[The task]:
Gather every line in the records below that contains the word "opened".

* begin Supplied information *

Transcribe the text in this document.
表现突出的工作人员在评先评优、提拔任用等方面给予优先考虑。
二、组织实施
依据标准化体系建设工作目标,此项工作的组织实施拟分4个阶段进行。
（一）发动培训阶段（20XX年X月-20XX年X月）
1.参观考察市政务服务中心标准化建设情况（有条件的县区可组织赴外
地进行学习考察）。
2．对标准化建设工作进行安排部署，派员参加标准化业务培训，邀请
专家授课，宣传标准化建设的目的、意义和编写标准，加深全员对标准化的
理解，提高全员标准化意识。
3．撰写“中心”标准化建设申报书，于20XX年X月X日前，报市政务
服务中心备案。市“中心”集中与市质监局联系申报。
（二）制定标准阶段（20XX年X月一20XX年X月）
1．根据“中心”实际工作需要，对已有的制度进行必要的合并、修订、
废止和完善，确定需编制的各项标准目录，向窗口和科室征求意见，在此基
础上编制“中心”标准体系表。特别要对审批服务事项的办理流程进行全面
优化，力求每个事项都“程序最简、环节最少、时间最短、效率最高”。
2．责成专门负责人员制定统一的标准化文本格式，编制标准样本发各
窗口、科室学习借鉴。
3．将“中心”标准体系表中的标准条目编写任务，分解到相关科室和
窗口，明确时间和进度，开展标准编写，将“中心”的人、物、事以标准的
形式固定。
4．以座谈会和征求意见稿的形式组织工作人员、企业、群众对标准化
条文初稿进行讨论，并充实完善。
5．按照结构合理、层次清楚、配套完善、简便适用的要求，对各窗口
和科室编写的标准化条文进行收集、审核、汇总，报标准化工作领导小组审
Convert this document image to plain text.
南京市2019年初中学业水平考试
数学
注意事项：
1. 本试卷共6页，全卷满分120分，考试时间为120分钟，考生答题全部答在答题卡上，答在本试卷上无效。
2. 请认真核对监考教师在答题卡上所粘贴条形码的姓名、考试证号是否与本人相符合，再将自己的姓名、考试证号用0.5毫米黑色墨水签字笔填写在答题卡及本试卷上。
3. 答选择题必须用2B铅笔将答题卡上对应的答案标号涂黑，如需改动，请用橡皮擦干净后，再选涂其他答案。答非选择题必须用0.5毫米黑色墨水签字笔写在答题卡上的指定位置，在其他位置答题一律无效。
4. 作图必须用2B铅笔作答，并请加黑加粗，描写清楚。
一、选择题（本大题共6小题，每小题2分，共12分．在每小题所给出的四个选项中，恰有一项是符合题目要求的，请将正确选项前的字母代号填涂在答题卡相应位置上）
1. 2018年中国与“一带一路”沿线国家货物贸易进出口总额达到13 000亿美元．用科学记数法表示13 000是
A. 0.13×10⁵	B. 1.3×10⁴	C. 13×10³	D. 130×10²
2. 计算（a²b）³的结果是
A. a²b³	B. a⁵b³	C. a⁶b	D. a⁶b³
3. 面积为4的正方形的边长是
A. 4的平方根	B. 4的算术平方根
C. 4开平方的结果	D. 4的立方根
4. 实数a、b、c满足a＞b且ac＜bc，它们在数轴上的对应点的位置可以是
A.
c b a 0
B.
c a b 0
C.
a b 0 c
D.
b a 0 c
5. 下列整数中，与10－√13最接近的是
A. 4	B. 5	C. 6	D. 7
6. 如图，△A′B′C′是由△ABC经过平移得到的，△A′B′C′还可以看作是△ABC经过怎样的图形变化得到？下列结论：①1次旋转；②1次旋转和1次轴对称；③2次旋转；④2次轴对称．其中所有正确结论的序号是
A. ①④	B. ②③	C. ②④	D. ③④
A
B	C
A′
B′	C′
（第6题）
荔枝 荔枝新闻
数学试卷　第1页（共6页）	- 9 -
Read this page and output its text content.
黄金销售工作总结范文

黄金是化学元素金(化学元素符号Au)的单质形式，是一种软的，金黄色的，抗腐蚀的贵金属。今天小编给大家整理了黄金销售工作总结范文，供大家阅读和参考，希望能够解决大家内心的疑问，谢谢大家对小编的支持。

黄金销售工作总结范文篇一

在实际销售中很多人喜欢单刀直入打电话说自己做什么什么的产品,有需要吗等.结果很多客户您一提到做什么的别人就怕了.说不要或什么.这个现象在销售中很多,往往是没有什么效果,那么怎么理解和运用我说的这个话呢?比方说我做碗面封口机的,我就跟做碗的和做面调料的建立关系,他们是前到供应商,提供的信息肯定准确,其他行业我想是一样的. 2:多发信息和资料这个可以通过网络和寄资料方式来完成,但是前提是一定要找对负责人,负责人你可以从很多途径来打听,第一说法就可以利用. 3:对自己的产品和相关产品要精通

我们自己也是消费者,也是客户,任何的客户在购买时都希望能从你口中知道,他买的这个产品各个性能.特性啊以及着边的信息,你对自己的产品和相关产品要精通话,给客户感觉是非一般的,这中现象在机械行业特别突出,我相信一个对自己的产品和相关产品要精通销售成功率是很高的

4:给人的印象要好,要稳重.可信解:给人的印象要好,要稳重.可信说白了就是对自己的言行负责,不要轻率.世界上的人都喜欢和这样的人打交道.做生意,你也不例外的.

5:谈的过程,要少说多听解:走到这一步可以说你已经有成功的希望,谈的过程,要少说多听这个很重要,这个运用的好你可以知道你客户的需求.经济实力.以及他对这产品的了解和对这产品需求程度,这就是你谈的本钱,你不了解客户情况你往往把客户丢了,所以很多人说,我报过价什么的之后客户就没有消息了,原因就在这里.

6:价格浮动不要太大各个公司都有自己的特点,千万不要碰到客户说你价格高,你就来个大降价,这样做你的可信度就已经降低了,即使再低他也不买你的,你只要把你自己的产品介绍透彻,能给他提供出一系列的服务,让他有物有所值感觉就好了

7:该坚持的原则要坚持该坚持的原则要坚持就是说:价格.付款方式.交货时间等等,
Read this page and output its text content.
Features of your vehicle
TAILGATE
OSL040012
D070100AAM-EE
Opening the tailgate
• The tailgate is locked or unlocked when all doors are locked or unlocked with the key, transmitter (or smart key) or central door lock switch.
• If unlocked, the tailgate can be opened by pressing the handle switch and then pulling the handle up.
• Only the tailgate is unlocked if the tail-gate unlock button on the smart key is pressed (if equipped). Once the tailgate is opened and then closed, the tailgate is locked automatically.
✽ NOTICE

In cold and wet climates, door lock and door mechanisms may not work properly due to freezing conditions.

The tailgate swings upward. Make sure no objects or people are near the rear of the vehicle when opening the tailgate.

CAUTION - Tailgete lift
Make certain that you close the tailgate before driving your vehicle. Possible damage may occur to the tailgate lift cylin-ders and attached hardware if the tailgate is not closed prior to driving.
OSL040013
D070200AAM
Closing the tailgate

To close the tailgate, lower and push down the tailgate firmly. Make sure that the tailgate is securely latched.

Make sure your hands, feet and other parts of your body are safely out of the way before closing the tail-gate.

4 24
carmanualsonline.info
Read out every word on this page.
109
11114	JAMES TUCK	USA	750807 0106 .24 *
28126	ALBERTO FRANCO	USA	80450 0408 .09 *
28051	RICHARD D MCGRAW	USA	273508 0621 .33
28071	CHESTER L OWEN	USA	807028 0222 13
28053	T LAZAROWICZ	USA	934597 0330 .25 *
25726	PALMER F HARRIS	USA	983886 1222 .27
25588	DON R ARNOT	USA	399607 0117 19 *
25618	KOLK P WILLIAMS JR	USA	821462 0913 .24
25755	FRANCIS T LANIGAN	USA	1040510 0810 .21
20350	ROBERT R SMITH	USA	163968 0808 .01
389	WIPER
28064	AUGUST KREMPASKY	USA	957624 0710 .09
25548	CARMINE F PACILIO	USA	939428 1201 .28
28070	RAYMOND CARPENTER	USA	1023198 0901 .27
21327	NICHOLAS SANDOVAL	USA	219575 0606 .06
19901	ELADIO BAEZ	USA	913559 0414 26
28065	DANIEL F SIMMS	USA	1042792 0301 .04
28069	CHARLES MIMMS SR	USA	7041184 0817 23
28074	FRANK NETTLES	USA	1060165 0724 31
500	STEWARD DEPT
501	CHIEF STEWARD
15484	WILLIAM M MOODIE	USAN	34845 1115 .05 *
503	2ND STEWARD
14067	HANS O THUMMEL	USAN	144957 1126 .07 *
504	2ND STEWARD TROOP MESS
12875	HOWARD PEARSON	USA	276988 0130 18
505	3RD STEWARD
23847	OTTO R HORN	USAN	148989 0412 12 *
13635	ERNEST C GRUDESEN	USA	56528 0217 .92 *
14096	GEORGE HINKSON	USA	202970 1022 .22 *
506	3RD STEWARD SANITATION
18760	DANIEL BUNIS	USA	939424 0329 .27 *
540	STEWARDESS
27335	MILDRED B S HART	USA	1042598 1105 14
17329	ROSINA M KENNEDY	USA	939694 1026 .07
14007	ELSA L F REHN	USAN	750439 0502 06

* end Supplied information *

[Answer below]:
• If unlocked, the tailgate can be opened by pressing the handle switch and then pulling the handle up.
• Only the tailgate is unlocked if the tail-gate unlock button on the smart key is pressed (if equipped). Once the tailgate is opened and then closed, the tailgate is locked automatically.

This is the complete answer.